◆ Data provided ◆
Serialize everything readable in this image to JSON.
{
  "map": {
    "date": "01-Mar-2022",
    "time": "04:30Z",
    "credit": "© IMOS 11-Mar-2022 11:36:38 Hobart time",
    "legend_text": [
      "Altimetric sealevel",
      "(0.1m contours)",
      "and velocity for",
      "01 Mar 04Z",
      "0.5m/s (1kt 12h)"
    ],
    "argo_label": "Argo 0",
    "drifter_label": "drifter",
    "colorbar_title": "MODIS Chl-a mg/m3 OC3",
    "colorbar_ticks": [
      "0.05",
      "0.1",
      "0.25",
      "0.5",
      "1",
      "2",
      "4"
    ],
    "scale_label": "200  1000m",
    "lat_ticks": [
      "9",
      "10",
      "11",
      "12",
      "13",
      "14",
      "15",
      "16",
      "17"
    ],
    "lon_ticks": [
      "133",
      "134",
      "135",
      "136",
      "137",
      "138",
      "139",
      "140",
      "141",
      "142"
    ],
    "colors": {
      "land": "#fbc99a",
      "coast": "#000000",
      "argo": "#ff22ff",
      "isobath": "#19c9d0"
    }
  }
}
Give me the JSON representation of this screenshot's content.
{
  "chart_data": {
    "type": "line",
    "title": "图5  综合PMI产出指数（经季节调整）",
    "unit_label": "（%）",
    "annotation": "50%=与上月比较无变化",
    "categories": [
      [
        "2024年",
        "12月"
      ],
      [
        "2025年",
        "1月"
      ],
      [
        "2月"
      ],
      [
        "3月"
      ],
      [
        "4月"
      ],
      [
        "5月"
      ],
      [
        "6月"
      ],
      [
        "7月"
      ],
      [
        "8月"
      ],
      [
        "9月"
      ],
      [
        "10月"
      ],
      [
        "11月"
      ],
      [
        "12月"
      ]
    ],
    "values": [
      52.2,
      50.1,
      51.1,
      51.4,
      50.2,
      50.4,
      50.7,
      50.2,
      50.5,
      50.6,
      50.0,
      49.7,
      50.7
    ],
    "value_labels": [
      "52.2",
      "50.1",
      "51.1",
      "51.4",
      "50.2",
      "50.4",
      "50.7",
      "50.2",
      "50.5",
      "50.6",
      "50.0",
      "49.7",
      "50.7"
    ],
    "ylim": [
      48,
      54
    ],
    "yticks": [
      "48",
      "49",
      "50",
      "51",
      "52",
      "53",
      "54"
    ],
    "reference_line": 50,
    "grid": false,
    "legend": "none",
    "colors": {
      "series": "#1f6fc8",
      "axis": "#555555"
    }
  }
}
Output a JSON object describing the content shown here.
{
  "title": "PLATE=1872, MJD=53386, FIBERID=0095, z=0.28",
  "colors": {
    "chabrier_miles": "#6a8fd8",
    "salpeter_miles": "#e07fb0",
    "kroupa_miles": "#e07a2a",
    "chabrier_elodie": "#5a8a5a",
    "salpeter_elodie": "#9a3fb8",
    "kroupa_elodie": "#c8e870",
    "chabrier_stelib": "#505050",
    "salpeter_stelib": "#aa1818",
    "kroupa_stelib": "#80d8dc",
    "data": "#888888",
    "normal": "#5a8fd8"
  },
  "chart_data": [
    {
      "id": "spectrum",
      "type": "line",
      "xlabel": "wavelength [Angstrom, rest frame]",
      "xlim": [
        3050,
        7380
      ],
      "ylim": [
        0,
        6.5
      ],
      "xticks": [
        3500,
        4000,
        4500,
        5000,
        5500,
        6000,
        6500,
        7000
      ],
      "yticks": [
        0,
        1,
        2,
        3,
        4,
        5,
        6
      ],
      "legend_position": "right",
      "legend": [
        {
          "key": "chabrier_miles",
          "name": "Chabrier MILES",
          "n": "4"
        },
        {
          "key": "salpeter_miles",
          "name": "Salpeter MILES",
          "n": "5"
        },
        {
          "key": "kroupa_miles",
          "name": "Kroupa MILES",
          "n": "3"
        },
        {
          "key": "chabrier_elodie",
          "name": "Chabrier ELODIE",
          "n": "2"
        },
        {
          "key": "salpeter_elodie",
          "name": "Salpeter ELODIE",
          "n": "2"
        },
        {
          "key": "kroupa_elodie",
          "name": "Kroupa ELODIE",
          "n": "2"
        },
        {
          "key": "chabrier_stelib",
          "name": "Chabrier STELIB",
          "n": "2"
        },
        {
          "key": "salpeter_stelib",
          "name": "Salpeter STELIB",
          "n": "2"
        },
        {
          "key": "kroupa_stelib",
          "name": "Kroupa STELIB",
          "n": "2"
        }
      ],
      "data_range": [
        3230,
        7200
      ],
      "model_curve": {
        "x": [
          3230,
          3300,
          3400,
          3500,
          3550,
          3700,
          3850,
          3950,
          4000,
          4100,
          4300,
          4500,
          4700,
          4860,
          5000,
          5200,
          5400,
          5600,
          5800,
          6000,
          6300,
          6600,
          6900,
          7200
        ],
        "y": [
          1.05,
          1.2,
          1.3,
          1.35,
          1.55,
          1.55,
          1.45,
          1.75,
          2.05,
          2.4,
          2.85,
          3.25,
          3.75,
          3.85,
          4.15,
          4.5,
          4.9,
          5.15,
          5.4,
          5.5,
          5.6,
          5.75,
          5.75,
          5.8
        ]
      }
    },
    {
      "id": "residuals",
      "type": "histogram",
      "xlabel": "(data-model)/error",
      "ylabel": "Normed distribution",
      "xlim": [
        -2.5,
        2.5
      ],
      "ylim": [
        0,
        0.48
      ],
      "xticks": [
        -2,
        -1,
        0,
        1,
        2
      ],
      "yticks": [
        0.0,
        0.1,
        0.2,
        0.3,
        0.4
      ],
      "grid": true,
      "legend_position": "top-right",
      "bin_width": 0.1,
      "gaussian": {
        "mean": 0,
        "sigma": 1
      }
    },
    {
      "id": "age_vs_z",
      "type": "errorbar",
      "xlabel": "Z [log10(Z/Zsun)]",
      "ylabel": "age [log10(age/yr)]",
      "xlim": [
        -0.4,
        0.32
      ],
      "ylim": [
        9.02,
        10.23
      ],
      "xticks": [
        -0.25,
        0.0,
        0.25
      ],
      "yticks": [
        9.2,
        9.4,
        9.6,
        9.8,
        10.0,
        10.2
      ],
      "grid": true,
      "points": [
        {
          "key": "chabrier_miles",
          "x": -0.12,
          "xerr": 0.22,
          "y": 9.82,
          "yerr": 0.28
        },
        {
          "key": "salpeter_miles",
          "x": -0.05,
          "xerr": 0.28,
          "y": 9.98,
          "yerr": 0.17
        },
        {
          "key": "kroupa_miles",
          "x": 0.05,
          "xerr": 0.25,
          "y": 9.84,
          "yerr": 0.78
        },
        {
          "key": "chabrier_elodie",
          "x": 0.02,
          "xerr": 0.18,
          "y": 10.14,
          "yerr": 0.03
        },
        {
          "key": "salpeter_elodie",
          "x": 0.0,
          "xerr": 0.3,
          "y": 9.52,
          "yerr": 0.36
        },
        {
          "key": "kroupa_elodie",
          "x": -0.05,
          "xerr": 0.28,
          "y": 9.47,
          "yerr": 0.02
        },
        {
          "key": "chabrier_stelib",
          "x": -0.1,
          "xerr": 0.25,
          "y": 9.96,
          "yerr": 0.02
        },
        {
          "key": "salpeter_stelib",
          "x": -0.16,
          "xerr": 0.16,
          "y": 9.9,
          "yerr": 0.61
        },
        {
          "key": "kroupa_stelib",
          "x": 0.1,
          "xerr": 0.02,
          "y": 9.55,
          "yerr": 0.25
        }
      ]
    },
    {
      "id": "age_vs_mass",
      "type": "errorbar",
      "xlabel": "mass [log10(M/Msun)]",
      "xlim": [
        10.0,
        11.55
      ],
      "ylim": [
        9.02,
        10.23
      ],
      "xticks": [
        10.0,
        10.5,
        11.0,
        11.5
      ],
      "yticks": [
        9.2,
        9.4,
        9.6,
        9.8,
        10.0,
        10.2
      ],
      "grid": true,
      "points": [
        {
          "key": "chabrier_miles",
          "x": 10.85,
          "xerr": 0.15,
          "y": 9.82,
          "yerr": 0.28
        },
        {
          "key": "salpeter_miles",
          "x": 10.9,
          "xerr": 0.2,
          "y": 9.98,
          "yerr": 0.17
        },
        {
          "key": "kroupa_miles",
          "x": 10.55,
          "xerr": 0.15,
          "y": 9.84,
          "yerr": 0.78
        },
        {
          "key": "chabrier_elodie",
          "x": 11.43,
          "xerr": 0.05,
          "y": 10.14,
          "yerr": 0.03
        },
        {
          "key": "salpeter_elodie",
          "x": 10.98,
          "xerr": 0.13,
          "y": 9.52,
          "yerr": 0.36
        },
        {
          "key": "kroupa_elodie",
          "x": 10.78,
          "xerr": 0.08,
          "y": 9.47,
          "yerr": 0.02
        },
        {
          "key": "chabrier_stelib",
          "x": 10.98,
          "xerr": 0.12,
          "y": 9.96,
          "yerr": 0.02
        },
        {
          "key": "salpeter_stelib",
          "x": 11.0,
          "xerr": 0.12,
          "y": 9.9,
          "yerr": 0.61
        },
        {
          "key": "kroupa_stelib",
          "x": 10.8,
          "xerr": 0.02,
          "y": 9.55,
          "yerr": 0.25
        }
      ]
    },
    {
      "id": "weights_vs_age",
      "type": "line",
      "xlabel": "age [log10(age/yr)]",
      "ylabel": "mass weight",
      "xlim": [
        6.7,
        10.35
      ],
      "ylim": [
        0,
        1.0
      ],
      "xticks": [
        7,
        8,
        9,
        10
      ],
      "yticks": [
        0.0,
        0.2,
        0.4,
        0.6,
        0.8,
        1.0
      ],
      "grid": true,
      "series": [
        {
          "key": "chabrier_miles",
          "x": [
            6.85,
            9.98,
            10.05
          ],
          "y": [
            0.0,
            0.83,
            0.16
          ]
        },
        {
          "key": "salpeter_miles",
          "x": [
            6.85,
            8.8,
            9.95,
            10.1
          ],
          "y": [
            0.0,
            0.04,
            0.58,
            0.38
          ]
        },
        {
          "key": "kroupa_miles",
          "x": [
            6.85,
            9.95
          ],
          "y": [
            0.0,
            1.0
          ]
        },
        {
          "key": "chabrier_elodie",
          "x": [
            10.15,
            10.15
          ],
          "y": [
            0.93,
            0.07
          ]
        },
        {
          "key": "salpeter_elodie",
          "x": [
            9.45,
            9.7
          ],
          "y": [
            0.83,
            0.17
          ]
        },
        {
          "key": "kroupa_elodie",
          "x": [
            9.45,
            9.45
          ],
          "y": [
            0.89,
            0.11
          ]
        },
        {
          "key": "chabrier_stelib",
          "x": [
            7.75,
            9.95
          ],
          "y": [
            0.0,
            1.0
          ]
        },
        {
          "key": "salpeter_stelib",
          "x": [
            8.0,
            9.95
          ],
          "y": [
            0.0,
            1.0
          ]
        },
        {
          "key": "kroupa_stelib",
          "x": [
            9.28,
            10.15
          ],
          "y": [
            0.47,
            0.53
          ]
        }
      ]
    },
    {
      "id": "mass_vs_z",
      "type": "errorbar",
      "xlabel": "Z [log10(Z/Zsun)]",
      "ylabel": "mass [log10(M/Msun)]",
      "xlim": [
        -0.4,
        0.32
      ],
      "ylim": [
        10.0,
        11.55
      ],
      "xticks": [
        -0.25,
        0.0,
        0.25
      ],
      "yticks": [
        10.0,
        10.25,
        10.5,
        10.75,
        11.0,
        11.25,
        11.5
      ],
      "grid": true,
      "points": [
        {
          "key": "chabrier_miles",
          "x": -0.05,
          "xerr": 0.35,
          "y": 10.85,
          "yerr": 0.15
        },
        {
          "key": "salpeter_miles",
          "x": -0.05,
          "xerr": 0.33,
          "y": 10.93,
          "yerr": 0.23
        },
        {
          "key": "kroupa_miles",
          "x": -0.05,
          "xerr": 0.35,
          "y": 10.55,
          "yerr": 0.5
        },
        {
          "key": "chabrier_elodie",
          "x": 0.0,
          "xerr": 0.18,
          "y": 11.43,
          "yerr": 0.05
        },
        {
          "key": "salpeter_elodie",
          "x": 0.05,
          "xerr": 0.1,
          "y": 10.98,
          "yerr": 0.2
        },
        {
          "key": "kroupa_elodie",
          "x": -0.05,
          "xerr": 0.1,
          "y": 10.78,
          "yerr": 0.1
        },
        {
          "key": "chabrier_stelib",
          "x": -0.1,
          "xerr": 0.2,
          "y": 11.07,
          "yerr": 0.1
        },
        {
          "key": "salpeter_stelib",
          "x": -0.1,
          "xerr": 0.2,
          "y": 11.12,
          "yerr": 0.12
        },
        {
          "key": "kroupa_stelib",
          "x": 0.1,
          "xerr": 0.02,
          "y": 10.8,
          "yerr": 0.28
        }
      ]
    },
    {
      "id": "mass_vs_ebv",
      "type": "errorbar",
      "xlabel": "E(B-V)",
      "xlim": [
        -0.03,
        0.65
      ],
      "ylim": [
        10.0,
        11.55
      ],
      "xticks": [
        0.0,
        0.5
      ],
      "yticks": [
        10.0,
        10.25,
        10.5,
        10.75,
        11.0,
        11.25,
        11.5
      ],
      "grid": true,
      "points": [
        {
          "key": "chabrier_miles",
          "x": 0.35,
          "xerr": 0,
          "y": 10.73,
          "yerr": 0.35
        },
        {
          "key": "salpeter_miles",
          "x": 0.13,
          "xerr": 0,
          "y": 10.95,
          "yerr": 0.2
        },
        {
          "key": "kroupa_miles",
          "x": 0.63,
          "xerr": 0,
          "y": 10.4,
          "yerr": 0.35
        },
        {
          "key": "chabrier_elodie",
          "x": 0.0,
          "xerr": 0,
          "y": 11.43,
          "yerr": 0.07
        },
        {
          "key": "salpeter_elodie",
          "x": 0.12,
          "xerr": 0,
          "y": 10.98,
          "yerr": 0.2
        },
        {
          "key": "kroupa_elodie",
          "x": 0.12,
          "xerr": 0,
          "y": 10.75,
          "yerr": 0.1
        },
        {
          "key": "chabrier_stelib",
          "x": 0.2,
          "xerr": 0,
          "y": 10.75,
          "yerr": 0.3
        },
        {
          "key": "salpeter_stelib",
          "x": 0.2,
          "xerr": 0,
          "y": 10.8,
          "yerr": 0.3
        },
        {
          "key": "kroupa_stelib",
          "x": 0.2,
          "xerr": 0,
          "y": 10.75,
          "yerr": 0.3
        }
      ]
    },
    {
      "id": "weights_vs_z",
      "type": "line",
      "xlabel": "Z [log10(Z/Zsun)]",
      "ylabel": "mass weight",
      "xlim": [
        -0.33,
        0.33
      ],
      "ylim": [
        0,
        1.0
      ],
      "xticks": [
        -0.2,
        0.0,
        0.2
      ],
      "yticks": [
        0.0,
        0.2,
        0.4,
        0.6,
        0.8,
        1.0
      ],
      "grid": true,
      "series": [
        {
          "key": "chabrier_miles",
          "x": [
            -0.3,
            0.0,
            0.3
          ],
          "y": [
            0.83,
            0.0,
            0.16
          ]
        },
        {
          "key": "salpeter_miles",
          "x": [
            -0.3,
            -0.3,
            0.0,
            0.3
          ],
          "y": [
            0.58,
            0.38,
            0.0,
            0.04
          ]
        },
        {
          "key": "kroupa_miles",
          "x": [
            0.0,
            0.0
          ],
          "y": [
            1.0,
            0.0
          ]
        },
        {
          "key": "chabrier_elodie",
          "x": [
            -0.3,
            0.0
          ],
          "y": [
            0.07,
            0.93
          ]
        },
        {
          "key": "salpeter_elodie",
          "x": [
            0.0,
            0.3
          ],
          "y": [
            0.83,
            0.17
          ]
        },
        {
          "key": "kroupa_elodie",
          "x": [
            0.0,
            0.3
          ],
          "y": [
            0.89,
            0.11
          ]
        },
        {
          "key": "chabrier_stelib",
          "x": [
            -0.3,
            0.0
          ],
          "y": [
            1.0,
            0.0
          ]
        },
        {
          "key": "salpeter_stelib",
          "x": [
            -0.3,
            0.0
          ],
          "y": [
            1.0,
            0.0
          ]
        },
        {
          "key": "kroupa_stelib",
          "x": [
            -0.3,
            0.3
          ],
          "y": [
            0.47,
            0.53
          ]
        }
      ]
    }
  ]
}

◆ Task brief ◆
Each line in the data that holds the string "this" should be found and copied.

◆ Exercise response ◆
Serialize everything readable in this image to JSON.
Give me the JSON representation of this screenshot's content.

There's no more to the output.